Quote all entries in full, exactly.

BEGIN SUPPLIED RECORDS

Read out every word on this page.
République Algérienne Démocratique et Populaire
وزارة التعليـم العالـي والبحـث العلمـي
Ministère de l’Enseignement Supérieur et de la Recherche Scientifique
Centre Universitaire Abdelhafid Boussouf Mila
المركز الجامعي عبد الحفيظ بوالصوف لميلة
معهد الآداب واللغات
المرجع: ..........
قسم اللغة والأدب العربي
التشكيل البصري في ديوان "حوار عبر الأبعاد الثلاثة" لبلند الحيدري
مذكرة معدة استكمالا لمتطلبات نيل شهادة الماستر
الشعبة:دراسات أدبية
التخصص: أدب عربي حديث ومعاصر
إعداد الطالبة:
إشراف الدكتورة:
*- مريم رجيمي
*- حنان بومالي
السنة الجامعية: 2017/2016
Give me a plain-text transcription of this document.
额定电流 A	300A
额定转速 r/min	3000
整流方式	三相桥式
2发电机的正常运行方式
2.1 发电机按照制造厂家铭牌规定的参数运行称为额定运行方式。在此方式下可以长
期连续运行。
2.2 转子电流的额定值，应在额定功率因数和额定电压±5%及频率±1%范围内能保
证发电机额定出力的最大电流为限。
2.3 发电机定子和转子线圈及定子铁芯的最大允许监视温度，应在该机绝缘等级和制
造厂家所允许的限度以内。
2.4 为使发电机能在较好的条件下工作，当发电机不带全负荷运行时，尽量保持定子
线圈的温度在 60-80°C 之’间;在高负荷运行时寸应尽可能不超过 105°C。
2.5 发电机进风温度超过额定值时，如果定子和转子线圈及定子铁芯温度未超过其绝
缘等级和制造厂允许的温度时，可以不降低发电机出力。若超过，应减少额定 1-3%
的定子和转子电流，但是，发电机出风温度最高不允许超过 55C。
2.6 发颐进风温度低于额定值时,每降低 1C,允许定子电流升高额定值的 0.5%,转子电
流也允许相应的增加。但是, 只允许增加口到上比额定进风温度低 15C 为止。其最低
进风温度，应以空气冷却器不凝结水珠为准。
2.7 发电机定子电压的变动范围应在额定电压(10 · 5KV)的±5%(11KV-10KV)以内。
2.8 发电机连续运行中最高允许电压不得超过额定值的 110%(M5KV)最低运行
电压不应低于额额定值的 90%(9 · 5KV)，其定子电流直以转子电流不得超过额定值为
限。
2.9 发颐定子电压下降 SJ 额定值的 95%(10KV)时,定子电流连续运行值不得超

END SUPPLIED RECORDS

COMPLETE OUTPUT:
Read out every word on this page.
République Algérienne Démocratique et Populaire
وزارة التعليـم العالـي والبحـث العلمـي
Ministère de l’Enseignement Supérieur et de la Recherche Scientifique
Centre Universitaire Abdelhafid Boussouf Mila
المركز الجامعي عبد الحفيظ بوالصوف لميلة
معهد الآداب واللغات
المرجع: ..........
قسم اللغة والأدب العربي
التشكيل البصري في ديوان "حوار عبر الأبعاد الثلاثة" لبلند الحيدري
مذكرة معدة استكمالا لمتطلبات نيل شهادة الماستر
الشعبة:دراسات أدبية
التخصص: أدب عربي حديث ومعاصر
إعداد الطالبة:
إشراف الدكتورة:
*- مريم رجيمي
*- حنان بومالي
السنة الجامعية: 2017/2016
Give me a plain-text transcription of this document.
额定电流 A	300A
额定转速 r/min	3000
整流方式	三相桥式
2发电机的正常运行方式
2.1 发电机按照制造厂家铭牌规定的参数运行称为额定运行方式。在此方式下可以长
期连续运行。
2.2 转子电流的额定值，应在额定功率因数和额定电压±5%及频率±1%范围内能保
证发电机额定出力的最大电流为限。
2.3 发电机定子和转子线圈及定子铁芯的最大允许监视温度，应在该机绝缘等级和制
造厂家所允许的限度以内。
2.4 为使发电机能在较好的条件下工作，当发电机不带全负荷运行时，尽量保持定子
线圈的温度在 60-80°C 之’间;在高负荷运行时寸应尽可能不超过 105°C。
2.5 发电机进风温度超过额定值时，如果定子和转子线圈及定子铁芯温度未超过其绝
缘等级和制造厂允许的温度时，可以不降低发电机出力。若超过，应减少额定 1-3%
的定子和转子电流，但是，发电机出风温度最高不允许超过 55C。
2.6 发颐进风温度低于额定值时,每降低 1C,允许定子电流升高额定值的 0.5%,转子电
流也允许相应的增加。但是, 只允许增加口到上比额定进风温度低 15C 为止。其最低
进风温度，应以空气冷却器不凝结水珠为准。
2.7 发电机定子电压的变动范围应在额定电压(10 · 5KV)的±5%(11KV-10KV)以内。
2.8 发电机连续运行中最高允许电压不得超过额定值的 110%(M5KV)最低运行
电压不应低于额额定值的 90%(9 · 5KV)，其定子电流直以转子电流不得超过额定值为
限。
2.9 发颐定子电压下降 SJ 额定值的 95%(10KV)时,定子电流连续运行值不得超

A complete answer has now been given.